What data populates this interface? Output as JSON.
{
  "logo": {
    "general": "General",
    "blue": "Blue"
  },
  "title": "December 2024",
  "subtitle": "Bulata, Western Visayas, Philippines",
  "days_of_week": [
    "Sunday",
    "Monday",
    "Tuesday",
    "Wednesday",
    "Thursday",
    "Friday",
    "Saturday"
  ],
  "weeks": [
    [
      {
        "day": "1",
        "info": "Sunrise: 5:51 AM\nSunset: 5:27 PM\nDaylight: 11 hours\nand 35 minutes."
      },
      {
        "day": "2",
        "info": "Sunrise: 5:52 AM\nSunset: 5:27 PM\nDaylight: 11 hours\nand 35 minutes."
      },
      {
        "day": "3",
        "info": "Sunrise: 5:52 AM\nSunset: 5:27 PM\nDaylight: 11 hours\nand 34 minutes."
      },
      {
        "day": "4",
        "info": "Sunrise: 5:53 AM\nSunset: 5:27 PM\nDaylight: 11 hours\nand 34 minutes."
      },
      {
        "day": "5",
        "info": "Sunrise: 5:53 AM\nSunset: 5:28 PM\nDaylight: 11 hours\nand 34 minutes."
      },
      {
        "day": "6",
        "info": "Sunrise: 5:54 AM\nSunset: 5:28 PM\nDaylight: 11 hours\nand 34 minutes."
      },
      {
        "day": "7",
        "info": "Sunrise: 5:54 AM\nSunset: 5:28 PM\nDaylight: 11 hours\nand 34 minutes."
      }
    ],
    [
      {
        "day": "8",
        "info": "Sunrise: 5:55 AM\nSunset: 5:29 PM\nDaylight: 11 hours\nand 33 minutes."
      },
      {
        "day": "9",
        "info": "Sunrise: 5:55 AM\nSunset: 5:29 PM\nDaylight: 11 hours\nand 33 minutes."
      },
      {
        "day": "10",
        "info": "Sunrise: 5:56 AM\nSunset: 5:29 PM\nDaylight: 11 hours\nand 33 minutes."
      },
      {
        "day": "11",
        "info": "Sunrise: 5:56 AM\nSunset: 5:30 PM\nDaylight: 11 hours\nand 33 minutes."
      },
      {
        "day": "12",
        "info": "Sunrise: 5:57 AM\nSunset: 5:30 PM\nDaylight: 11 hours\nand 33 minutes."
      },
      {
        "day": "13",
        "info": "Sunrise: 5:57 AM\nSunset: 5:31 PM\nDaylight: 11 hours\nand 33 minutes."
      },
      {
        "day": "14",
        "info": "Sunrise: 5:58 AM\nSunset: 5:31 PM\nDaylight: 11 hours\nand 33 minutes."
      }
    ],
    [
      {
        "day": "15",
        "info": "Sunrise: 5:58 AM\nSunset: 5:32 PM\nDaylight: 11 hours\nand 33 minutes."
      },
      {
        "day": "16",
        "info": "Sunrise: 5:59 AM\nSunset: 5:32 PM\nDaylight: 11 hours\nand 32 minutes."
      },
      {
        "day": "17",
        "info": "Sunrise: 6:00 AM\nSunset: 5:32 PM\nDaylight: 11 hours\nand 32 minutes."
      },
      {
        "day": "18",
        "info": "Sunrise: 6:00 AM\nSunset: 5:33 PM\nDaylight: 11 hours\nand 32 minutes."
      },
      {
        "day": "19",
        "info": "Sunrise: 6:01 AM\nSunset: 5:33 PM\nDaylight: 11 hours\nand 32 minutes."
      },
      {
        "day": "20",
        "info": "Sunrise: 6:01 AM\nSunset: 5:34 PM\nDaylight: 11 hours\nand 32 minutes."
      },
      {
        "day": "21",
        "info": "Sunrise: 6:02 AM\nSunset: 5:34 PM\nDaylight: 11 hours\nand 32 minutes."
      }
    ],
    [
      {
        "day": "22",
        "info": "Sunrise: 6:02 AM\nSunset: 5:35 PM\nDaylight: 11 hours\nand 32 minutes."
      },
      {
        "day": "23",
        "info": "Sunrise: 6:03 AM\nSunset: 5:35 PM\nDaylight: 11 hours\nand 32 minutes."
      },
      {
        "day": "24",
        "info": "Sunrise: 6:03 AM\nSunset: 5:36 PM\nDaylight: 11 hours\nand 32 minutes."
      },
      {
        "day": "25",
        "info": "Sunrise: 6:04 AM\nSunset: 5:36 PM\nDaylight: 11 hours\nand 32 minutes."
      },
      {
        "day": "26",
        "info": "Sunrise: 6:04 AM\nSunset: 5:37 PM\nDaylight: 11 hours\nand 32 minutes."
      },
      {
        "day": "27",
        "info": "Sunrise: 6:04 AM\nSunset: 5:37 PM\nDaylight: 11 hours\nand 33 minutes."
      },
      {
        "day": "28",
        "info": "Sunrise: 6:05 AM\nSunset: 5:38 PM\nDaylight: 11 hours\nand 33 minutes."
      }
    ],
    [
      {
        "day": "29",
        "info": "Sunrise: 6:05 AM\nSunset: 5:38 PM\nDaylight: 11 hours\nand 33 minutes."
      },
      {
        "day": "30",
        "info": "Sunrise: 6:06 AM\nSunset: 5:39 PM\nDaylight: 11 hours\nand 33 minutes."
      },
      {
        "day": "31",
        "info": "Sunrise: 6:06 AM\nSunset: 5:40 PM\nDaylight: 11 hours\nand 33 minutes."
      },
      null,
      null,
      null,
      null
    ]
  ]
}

++++++++

What you need to do:
Retype every record above exactly as it appears.

Solved exercise:
What data populates this interface? Output as JSON.
{
  "logo": {
    "general": "General",
    "blue": "Blue"
  },
  "title": "December 2024",
  "subtitle": "Bulata, Western Visayas, Philippines",
  "days_of_week": [
    "Sunday",
    "Monday",
    "Tuesday",
    "Wednesday",
    "Thursday",
    "Friday",
    "Saturday"
  ],
  "weeks": [
    [
      {
        "day": "1",
        "info": "Sunrise: 5:51 AM\nSunset: 5:27 PM\nDaylight: 11 hours\nand 35 minutes."
      },
      {
        "day": "2",
        "info": "Sunrise: 5:52 AM\nSunset: 5:27 PM\nDaylight: 11 hours\nand 35 minutes."
      },
      {
        "day": "3",
        "info": "Sunrise: 5:52 AM\nSunset: 5:27 PM\nDaylight: 11 hours\nand 34 minutes."
      },
      {
        "day": "4",
        "info": "Sunrise: 5:53 AM\nSunset: 5:27 PM\nDaylight: 11 hours\nand 34 minutes."
      },
      {
        "day": "5",
        "info": "Sunrise: 5:53 AM\nSunset: 5:28 PM\nDaylight: 11 hours\nand 34 minutes."
      },
      {
        "day": "6",
        "info": "Sunrise: 5:54 AM\nSunset: 5:28 PM\nDaylight: 11 hours\nand 34 minutes."
      },
      {
        "day": "7",
        "info": "Sunrise: 5:54 AM\nSunset: 5:28 PM\nDaylight: 11 hours\nand 34 minutes."
      }
    ],
    [
      {
        "day": "8",
        "info": "Sunrise: 5:55 AM\nSunset: 5:29 PM\nDaylight: 11 hours\nand 33 minutes."
      },
      {
        "day": "9",
        "info": "Sunrise: 5:55 AM\nSunset: 5:29 PM\nDaylight: 11 hours\nand 33 minutes."
      },
      {
        "day": "10",
        "info": "Sunrise: 5:56 AM\nSunset: 5:29 PM\nDaylight: 11 hours\nand 33 minutes."
      },
      {
        "day": "11",
        "info": "Sunrise: 5:56 AM\nSunset: 5:30 PM\nDaylight: 11 hours\nand 33 minutes."
      },
      {
        "day": "12",
        "info": "Sunrise: 5:57 AM\nSunset: 5:30 PM\nDaylight: 11 hours\nand 33 minutes."
      },
      {
        "day": "13",
        "info": "Sunrise: 5:57 AM\nSunset: 5:31 PM\nDaylight: 11 hours\nand 33 minutes."
      },
      {
        "day": "14",
        "info": "Sunrise: 5:58 AM\nSunset: 5:31 PM\nDaylight: 11 hours\nand 33 minutes."
      }
    ],
    [
      {
        "day": "15",
        "info": "Sunrise: 5:58 AM\nSunset: 5:32 PM\nDaylight: 11 hours\nand 33 minutes."
      },
      {
        "day": "16",
        "info": "Sunrise: 5:59 AM\nSunset: 5:32 PM\nDaylight: 11 hours\nand 32 minutes."
      },
      {
        "day": "17",
        "info": "Sunrise: 6:00 AM\nSunset: 5:32 PM\nDaylight: 11 hours\nand 32 minutes."
      },
      {
        "day": "18",
        "info": "Sunrise: 6:00 AM\nSunset: 5:33 PM\nDaylight: 11 hours\nand 32 minutes."
      },
      {
        "day": "19",
        "info": "Sunrise: 6:01 AM\nSunset: 5:33 PM\nDaylight: 11 hours\nand 32 minutes."
      },
      {
        "day": "20",
        "info": "Sunrise: 6:01 AM\nSunset: 5:34 PM\nDaylight: 11 hours\nand 32 minutes."
      },
      {
        "day": "21",
        "info": "Sunrise: 6:02 AM\nSunset: 5:34 PM\nDaylight: 11 hours\nand 32 minutes."
      }
    ],
    [
      {
        "day": "22",
        "info": "Sunrise: 6:02 AM\nSunset: 5:35 PM\nDaylight: 11 hours\nand 32 minutes."
      },
      {
        "day": "23",
        "info": "Sunrise: 6:03 AM\nSunset: 5:35 PM\nDaylight: 11 hours\nand 32 minutes."
      },
      {
        "day": "24",
        "info": "Sunrise: 6:03 AM\nSunset: 5:36 PM\nDaylight: 11 hours\nand 32 minutes."
      },
      {
        "day": "25",
        "info": "Sunrise: 6:04 AM\nSunset: 5:36 PM\nDaylight: 11 hours\nand 32 minutes."
      },
      {
        "day": "26",
        "info": "Sunrise: 6:04 AM\nSunset: 5:37 PM\nDaylight: 11 hours\nand 32 minutes."
      },
      {
        "day": "27",
        "info": "Sunrise: 6:04 AM\nSunset: 5:37 PM\nDaylight: 11 hours\nand 33 minutes."
      },
      {
        "day": "28",
        "info": "Sunrise: 6:05 AM\nSunset: 5:38 PM\nDaylight: 11 hours\nand 33 minutes."
      }
    ],
    [
      {
        "day": "29",
        "info": "Sunrise: 6:05 AM\nSunset: 5:38 PM\nDaylight: 11 hours\nand 33 minutes."
      },
      {
        "day": "30",
        "info": "Sunrise: 6:06 AM\nSunset: 5:39 PM\nDaylight: 11 hours\nand 33 minutes."
      },
      {
        "day": "31",
        "info": "Sunrise: 6:06 AM\nSunset: 5:40 PM\nDaylight: 11 hours\nand 33 minutes."
      },
      null,
      null,
      null,
      null
    ]
  ]
}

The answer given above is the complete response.